(Figure record listings)
>>>

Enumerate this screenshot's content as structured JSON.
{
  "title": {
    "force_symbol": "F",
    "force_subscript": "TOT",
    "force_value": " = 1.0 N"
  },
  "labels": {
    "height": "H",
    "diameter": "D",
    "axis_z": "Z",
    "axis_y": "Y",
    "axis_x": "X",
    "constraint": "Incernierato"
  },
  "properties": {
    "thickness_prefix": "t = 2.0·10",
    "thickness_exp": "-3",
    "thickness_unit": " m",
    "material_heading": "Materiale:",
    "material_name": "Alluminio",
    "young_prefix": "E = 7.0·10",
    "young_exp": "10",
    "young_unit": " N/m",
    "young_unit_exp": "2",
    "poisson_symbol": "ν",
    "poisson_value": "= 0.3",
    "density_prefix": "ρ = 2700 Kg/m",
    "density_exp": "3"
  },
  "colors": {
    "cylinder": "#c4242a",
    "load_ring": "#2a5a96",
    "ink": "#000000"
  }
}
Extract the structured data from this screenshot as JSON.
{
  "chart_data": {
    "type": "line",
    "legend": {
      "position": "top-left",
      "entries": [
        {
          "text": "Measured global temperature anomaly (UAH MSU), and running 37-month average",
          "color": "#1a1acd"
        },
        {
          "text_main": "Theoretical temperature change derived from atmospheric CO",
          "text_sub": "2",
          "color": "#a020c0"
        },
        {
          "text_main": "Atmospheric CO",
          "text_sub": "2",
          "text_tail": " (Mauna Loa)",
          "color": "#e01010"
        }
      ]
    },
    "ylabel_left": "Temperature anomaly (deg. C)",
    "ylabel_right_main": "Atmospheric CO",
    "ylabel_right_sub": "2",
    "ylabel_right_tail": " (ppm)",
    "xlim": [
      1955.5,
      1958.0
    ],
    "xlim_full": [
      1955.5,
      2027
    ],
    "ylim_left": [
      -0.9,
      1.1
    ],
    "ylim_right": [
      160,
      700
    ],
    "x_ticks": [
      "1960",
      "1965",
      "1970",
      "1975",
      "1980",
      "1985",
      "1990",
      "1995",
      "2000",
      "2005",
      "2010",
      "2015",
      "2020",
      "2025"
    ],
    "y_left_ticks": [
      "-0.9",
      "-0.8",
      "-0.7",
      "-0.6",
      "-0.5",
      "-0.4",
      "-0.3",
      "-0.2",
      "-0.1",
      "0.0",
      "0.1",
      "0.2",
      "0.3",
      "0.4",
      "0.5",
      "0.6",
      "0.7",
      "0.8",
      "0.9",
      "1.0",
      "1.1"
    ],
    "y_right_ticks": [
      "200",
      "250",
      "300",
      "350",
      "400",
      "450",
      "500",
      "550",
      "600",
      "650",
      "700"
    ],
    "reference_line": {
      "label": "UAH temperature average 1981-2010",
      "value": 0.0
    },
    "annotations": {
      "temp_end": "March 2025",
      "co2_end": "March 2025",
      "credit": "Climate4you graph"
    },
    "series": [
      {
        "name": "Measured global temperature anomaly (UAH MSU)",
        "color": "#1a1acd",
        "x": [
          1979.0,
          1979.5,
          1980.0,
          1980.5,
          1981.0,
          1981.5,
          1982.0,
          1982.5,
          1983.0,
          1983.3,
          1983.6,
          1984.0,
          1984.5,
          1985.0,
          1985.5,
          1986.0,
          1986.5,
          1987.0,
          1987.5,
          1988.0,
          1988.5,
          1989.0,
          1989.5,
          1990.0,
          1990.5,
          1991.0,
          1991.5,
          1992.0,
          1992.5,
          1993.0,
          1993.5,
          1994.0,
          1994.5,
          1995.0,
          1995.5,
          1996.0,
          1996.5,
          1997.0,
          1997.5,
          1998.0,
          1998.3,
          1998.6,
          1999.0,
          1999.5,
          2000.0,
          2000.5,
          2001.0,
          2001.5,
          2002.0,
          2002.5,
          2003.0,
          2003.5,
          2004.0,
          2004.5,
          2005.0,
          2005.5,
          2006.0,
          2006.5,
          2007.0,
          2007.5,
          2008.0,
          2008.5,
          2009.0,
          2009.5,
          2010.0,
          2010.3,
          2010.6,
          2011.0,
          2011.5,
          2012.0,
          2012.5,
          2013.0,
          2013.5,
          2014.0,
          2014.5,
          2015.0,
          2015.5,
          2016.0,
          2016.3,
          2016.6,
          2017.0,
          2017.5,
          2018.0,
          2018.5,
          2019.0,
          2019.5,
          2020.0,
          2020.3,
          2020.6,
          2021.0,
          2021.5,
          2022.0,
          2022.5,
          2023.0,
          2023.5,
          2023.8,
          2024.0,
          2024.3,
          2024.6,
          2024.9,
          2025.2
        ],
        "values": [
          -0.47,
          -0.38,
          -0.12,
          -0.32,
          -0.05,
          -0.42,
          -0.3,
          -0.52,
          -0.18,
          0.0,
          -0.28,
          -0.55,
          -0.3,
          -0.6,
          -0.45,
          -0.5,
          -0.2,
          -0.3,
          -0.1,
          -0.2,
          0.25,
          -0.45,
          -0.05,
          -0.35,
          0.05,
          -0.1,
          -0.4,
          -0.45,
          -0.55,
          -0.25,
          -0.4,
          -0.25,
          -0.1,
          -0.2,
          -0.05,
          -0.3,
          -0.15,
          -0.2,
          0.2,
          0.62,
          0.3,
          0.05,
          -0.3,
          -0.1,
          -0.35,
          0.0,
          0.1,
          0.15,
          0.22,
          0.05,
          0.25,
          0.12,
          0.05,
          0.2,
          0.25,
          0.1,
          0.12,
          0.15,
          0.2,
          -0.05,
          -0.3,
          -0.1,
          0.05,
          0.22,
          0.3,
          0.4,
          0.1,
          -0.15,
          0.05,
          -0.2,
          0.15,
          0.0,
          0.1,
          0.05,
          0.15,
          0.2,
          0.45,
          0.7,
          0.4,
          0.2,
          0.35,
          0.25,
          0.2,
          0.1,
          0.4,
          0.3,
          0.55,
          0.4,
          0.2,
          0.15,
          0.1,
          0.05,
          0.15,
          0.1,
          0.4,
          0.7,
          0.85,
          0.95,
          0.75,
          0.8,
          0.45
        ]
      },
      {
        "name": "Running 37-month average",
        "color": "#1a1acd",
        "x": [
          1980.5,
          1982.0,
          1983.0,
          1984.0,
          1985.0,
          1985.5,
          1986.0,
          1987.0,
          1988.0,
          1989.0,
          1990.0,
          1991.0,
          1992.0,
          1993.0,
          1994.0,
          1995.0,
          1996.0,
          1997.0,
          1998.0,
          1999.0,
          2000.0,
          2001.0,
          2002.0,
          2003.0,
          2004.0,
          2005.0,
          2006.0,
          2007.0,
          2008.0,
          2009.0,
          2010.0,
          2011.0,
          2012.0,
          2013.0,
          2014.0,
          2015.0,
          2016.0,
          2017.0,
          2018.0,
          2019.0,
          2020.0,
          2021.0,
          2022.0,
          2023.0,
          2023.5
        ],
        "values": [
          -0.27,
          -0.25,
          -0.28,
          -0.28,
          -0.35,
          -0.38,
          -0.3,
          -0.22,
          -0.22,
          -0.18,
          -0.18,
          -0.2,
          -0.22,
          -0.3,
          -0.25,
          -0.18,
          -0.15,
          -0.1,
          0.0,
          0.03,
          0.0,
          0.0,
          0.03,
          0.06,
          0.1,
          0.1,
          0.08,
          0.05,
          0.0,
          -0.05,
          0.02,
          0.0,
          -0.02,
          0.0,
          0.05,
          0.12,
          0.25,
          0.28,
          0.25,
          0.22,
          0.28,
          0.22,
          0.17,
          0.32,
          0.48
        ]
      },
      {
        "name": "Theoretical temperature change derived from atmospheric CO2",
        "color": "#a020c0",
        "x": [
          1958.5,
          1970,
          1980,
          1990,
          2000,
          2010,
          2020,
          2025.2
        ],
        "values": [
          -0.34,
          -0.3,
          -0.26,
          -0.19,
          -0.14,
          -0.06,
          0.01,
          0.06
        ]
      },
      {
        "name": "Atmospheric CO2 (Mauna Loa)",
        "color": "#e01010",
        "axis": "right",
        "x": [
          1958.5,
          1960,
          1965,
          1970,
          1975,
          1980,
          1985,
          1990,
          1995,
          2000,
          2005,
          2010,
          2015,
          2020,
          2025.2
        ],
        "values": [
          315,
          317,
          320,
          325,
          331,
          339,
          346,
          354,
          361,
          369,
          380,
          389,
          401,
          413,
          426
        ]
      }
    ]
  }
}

<<<

_WRITTEN TASK_. Pick out and copy the lines of the entries that hold the string "Theoretical".

_CORRECT RESULT_.
          "text_main": "Theoretical temperature change derived from atmospheric CO",
        "name": "Theoretical temperature change derived from atmospheric CO2",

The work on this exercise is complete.